--- SHORT TASK ---
What follows is a set of records, each of which is to be written out exactly.

--- Stored records ---
## START

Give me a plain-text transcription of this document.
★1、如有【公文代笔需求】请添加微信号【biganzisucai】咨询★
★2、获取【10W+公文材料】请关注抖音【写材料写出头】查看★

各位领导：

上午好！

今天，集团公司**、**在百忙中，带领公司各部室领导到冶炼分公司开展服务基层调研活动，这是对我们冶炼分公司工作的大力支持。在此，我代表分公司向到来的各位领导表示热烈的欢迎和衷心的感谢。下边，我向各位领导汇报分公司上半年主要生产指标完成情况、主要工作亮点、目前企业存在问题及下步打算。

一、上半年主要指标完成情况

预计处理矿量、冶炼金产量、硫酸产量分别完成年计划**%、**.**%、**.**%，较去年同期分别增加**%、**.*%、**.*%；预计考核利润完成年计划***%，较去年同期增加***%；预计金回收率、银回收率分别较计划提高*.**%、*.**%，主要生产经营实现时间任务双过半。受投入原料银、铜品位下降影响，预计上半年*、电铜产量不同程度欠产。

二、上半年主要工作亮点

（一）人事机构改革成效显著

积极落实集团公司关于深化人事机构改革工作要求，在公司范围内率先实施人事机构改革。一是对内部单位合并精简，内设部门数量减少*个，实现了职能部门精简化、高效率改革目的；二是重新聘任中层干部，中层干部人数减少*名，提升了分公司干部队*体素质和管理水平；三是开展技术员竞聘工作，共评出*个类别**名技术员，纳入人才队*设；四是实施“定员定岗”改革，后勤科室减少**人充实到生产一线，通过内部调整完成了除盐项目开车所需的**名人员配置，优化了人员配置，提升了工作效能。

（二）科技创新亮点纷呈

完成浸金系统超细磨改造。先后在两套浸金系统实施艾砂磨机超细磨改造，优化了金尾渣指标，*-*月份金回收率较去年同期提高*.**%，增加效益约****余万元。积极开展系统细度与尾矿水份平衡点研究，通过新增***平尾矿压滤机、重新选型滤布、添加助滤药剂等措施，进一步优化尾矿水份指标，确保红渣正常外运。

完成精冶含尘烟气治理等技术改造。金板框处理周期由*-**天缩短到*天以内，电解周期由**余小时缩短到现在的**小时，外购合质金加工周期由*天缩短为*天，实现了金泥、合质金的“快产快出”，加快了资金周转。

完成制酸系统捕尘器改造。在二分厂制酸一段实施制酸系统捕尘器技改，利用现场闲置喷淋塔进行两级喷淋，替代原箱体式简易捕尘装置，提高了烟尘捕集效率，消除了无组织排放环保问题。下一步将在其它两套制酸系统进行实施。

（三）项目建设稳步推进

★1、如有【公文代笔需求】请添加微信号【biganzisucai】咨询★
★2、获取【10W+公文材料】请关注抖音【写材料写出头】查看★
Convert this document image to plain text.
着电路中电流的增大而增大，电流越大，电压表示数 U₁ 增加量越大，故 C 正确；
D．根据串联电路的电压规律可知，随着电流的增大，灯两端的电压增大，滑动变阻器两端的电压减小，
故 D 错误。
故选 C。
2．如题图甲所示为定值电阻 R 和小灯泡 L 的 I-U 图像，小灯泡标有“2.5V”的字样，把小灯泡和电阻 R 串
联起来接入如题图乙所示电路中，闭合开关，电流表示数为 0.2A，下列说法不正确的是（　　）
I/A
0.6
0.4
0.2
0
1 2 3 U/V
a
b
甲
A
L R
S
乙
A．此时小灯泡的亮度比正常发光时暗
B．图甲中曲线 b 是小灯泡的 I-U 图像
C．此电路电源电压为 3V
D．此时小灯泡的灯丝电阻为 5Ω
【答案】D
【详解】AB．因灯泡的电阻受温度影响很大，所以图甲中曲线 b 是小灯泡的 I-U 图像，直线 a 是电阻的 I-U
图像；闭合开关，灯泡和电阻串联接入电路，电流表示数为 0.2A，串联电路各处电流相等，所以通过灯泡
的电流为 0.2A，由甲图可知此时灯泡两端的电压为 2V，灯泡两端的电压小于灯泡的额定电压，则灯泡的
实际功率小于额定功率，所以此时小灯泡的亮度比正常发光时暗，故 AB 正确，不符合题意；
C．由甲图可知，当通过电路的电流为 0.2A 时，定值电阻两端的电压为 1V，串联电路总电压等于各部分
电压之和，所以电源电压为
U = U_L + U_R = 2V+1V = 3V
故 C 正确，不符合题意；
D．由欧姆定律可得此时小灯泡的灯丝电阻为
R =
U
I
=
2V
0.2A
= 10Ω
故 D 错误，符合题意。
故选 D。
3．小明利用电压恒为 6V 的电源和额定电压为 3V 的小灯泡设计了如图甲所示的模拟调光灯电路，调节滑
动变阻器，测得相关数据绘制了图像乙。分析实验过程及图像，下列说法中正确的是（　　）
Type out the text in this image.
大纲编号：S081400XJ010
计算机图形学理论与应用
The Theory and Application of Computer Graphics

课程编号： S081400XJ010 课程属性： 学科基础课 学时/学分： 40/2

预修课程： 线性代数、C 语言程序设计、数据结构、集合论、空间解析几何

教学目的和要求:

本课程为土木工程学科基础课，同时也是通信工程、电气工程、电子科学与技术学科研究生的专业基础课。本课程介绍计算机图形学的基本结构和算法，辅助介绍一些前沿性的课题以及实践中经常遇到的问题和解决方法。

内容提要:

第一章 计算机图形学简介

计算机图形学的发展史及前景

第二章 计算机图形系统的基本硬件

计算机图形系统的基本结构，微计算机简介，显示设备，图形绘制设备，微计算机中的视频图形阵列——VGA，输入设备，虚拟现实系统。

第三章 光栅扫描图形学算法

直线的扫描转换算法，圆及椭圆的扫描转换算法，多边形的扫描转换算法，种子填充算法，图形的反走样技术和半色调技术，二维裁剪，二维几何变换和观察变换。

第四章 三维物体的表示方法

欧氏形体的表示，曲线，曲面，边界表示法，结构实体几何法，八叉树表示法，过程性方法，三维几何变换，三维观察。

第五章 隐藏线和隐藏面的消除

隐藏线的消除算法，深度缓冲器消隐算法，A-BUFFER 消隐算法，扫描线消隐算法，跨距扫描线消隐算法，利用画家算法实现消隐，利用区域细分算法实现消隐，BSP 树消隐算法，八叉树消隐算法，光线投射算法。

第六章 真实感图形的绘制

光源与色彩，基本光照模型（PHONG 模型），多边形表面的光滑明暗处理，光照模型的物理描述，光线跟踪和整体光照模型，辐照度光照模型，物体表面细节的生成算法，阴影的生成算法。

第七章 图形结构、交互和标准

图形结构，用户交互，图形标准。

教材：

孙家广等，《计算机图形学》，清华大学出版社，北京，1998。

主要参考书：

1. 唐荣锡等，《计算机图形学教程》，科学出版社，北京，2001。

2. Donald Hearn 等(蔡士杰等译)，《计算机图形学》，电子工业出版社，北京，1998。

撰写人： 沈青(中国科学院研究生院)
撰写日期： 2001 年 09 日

## END

--- RESULT BELOW ---
Give me a plain-text transcription of this document.
★1、如有【公文代笔需求】请添加微信号【biganzisucai】咨询★
★2、获取【10W+公文材料】请关注抖音【写材料写出头】查看★

各位领导：

上午好！

今天，集团公司**、**在百忙中，带领公司各部室领导到冶炼分公司开展服务基层调研活动，这是对我们冶炼分公司工作的大力支持。在此，我代表分公司向到来的各位领导表示热烈的欢迎和衷心的感谢。下边，我向各位领导汇报分公司上半年主要生产指标完成情况、主要工作亮点、目前企业存在问题及下步打算。

一、上半年主要指标完成情况

预计处理矿量、冶炼金产量、硫酸产量分别完成年计划**%、**.**%、**.**%，较去年同期分别增加**%、**.*%、**.*%；预计考核利润完成年计划***%，较去年同期增加***%；预计金回收率、银回收率分别较计划提高*.**%、*.**%，主要生产经营实现时间任务双过半。受投入原料银、铜品位下降影响，预计上半年*、电铜产量不同程度欠产。

二、上半年主要工作亮点

（一）人事机构改革成效显著

积极落实集团公司关于深化人事机构改革工作要求，在公司范围内率先实施人事机构改革。一是对内部单位合并精简，内设部门数量减少*个，实现了职能部门精简化、高效率改革目的；二是重新聘任中层干部，中层干部人数减少*名，提升了分公司干部队*体素质和管理水平；三是开展技术员竞聘工作，共评出*个类别**名技术员，纳入人才队*设；四是实施“定员定岗”改革，后勤科室减少**人充实到生产一线，通过内部调整完成了除盐项目开车所需的**名人员配置，优化了人员配置，提升了工作效能。

（二）科技创新亮点纷呈

完成浸金系统超细磨改造。先后在两套浸金系统实施艾砂磨机超细磨改造，优化了金尾渣指标，*-*月份金回收率较去年同期提高*.**%，增加效益约****余万元。积极开展系统细度与尾矿水份平衡点研究，通过新增***平尾矿压滤机、重新选型滤布、添加助滤药剂等措施，进一步优化尾矿水份指标，确保红渣正常外运。

完成精冶含尘烟气治理等技术改造。金板框处理周期由*-**天缩短到*天以内，电解周期由**余小时缩短到现在的**小时，外购合质金加工周期由*天缩短为*天，实现了金泥、合质金的“快产快出”，加快了资金周转。

完成制酸系统捕尘器改造。在二分厂制酸一段实施制酸系统捕尘器技改，利用现场闲置喷淋塔进行两级喷淋，替代原箱体式简易捕尘装置，提高了烟尘捕集效率，消除了无组织排放环保问题。下一步将在其它两套制酸系统进行实施。

（三）项目建设稳步推进

★1、如有【公文代笔需求】请添加微信号【biganzisucai】咨询★
★2、获取【10W+公文材料】请关注抖音【写材料写出头】查看★
Convert this document image to plain text.
着电路中电流的增大而增大，电流越大，电压表示数 U₁ 增加量越大，故 C 正确；
D．根据串联电路的电压规律可知，随着电流的增大，灯两端的电压增大，滑动变阻器两端的电压减小，
故 D 错误。
故选 C。
2．如题图甲所示为定值电阻 R 和小灯泡 L 的 I-U 图像，小灯泡标有“2.5V”的字样，把小灯泡和电阻 R 串
联起来接入如题图乙所示电路中，闭合开关，电流表示数为 0.2A，下列说法不正确的是（　　）
I/A
0.6
0.4
0.2
0
1 2 3 U/V
a
b
甲
A
L R
S
乙
A．此时小灯泡的亮度比正常发光时暗
B．图甲中曲线 b 是小灯泡的 I-U 图像
C．此电路电源电压为 3V
D．此时小灯泡的灯丝电阻为 5Ω
【答案】D
【详解】AB．因灯泡的电阻受温度影响很大，所以图甲中曲线 b 是小灯泡的 I-U 图像，直线 a 是电阻的 I-U
图像；闭合开关，灯泡和电阻串联接入电路，电流表示数为 0.2A，串联电路各处电流相等，所以通过灯泡
的电流为 0.2A，由甲图可知此时灯泡两端的电压为 2V，灯泡两端的电压小于灯泡的额定电压，则灯泡的
实际功率小于额定功率，所以此时小灯泡的亮度比正常发光时暗，故 AB 正确，不符合题意；
C．由甲图可知，当通过电路的电流为 0.2A 时，定值电阻两端的电压为 1V，串联电路总电压等于各部分
电压之和，所以电源电压为
U = U_L + U_R = 2V+1V = 3V
故 C 正确，不符合题意；
D．由欧姆定律可得此时小灯泡的灯丝电阻为
R =
U
I
=
2V
0.2A
= 10Ω
故 D 错误，符合题意。
故选 D。
3．小明利用电压恒为 6V 的电源和额定电压为 3V 的小灯泡设计了如图甲所示的模拟调光灯电路，调节滑
动变阻器，测得相关数据绘制了图像乙。分析实验过程及图像，下列说法中正确的是（　　）
Type out the text in this image.
大纲编号：S081400XJ010
计算机图形学理论与应用
The Theory and Application of Computer Graphics

课程编号： S081400XJ010 课程属性： 学科基础课 学时/学分： 40/2

预修课程： 线性代数、C 语言程序设计、数据结构、集合论、空间解析几何

教学目的和要求:

本课程为土木工程学科基础课，同时也是通信工程、电气工程、电子科学与技术学科研究生的专业基础课。本课程介绍计算机图形学的基本结构和算法，辅助介绍一些前沿性的课题以及实践中经常遇到的问题和解决方法。

内容提要:

第一章 计算机图形学简介

计算机图形学的发展史及前景

第二章 计算机图形系统的基本硬件

计算机图形系统的基本结构，微计算机简介，显示设备，图形绘制设备，微计算机中的视频图形阵列——VGA，输入设备，虚拟现实系统。

第三章 光栅扫描图形学算法

直线的扫描转换算法，圆及椭圆的扫描转换算法，多边形的扫描转换算法，种子填充算法，图形的反走样技术和半色调技术，二维裁剪，二维几何变换和观察变换。

第四章 三维物体的表示方法

欧氏形体的表示，曲线，曲面，边界表示法，结构实体几何法，八叉树表示法，过程性方法，三维几何变换，三维观察。

第五章 隐藏线和隐藏面的消除

隐藏线的消除算法，深度缓冲器消隐算法，A-BUFFER 消隐算法，扫描线消隐算法，跨距扫描线消隐算法，利用画家算法实现消隐，利用区域细分算法实现消隐，BSP 树消隐算法，八叉树消隐算法，光线投射算法。

第六章 真实感图形的绘制

光源与色彩，基本光照模型（PHONG 模型），多边形表面的光滑明暗处理，光照模型的物理描述，光线跟踪和整体光照模型，辐照度光照模型，物体表面细节的生成算法，阴影的生成算法。

第七章 图形结构、交互和标准

图形结构，用户交互，图形标准。

教材：

孙家广等，《计算机图形学》，清华大学出版社，北京，1998。

主要参考书：

1. 唐荣锡等，《计算机图形学教程》，科学出版社，北京，2001。

2. Donald Hearn 等(蔡士杰等译)，《计算机图形学》，电子工业出版社，北京，1998。

撰写人： 沈青(中国科学院研究生院)
撰写日期： 2001 年 09 日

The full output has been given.